** begin **
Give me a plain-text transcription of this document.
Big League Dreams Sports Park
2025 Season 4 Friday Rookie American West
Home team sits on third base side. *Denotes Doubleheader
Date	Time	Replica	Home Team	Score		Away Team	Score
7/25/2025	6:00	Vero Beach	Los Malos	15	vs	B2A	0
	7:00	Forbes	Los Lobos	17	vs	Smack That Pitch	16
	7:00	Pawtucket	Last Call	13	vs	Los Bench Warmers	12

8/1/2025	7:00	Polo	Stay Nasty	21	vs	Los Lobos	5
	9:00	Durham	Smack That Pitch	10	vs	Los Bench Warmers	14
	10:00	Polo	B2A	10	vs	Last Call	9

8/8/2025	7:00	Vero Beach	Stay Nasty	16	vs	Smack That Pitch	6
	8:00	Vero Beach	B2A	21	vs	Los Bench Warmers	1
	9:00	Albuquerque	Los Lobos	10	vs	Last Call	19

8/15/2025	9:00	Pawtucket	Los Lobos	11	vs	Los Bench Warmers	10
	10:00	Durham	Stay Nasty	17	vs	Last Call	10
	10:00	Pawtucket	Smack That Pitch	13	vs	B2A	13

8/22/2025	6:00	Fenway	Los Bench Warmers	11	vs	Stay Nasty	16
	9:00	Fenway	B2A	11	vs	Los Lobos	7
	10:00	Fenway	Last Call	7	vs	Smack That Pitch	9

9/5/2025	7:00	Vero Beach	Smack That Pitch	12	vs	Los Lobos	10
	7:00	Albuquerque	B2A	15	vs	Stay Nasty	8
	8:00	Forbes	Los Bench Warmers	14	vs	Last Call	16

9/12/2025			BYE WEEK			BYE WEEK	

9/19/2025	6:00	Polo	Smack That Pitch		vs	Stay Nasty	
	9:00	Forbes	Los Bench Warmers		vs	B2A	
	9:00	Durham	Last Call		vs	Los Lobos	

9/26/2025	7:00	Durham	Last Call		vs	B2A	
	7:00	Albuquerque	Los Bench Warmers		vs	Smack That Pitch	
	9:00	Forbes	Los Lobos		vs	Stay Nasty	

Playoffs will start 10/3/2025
** end **
### Requirements
Select every line in the records above that contains the word "Home".

### Task result
Home team sits on third base side. *Denotes Doubleheader
Date	Time	Replica	Home Team	Score		Away Team	Score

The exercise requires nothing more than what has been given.